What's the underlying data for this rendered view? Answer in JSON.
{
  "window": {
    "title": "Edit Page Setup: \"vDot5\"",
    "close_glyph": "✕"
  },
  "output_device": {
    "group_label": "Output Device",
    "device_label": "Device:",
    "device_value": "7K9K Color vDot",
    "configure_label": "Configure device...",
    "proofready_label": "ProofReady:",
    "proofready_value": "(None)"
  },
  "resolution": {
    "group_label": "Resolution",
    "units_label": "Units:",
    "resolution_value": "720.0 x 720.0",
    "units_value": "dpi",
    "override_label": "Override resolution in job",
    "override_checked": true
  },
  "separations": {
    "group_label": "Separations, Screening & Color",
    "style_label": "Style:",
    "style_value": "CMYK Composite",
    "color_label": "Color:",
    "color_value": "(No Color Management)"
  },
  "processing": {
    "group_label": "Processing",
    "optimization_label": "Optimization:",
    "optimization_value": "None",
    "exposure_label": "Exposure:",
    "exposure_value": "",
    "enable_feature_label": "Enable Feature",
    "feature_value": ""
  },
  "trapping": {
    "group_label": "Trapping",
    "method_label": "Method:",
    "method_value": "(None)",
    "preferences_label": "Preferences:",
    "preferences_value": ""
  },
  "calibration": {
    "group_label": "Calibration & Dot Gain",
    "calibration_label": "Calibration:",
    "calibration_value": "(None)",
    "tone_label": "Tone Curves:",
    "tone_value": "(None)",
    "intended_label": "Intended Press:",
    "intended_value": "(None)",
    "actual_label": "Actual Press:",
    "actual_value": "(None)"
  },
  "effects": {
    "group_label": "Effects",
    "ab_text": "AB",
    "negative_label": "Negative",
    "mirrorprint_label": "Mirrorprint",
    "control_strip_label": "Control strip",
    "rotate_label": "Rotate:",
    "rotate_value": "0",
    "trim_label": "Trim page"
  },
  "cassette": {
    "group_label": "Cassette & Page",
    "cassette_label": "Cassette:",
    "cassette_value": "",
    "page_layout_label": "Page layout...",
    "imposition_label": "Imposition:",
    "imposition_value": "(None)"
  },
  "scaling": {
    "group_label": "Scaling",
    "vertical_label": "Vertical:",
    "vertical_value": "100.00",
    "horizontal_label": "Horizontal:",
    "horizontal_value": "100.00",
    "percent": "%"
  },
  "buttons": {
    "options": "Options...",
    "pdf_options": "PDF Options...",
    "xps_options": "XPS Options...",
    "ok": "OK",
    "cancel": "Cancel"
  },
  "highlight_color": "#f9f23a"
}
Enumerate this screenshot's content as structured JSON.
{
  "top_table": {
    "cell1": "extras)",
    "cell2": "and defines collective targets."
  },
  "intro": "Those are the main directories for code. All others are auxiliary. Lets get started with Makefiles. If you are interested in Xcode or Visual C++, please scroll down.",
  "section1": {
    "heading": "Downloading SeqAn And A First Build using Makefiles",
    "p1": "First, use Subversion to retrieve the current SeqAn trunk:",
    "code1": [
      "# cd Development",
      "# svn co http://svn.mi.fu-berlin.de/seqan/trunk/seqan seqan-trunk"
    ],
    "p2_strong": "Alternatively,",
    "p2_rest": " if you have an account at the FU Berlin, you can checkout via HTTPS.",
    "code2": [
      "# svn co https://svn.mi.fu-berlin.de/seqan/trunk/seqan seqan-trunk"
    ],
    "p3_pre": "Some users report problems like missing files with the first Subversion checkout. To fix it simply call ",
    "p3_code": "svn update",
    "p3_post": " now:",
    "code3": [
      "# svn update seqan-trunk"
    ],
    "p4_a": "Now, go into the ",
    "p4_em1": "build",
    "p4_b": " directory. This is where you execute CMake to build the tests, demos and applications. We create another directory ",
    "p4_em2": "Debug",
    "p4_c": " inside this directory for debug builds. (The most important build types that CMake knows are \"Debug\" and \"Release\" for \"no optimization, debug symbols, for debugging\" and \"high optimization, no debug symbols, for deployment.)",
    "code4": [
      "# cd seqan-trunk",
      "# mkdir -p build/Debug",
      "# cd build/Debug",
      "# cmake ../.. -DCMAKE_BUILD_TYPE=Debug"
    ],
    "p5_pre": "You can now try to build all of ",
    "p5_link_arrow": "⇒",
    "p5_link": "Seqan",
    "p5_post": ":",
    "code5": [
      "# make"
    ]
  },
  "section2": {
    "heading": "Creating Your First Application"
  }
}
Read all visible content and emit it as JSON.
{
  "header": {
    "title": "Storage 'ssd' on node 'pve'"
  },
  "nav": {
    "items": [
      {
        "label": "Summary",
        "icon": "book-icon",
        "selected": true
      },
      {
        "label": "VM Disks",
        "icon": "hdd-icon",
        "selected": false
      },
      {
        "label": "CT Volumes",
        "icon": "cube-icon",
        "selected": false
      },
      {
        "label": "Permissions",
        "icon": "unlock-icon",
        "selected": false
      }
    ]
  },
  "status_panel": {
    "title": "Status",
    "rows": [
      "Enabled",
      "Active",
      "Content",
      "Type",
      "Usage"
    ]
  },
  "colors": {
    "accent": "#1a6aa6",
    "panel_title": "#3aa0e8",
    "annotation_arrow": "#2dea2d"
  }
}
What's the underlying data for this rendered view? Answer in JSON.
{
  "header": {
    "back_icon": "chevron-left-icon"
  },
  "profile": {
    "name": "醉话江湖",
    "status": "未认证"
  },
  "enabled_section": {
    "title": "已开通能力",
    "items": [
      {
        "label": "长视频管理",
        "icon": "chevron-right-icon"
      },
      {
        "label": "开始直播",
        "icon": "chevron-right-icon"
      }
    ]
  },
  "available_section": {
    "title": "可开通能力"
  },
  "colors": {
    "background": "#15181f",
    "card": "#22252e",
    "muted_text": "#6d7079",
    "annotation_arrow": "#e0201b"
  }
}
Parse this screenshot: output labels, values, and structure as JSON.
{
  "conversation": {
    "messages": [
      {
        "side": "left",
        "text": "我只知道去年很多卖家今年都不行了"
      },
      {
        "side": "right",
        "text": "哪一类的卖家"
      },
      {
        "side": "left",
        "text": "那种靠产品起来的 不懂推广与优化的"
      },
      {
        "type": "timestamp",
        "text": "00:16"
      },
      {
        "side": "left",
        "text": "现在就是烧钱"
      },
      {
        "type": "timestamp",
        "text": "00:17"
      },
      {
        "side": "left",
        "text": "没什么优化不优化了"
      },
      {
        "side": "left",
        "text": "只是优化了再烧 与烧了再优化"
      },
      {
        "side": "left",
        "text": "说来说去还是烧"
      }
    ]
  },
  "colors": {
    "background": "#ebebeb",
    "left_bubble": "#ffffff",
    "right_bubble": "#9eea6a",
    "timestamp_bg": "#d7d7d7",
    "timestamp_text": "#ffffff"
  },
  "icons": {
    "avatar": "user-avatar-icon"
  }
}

Direction: Extract every line above containing the word "Makefiles".

The response:
  "intro": "Those are the main directories for code. All others are auxiliary. Lets get started with Makefiles. If you are interested in Xcode or Visual C++, please scroll down.",
    "heading": "Downloading SeqAn And A First Build using Makefiles",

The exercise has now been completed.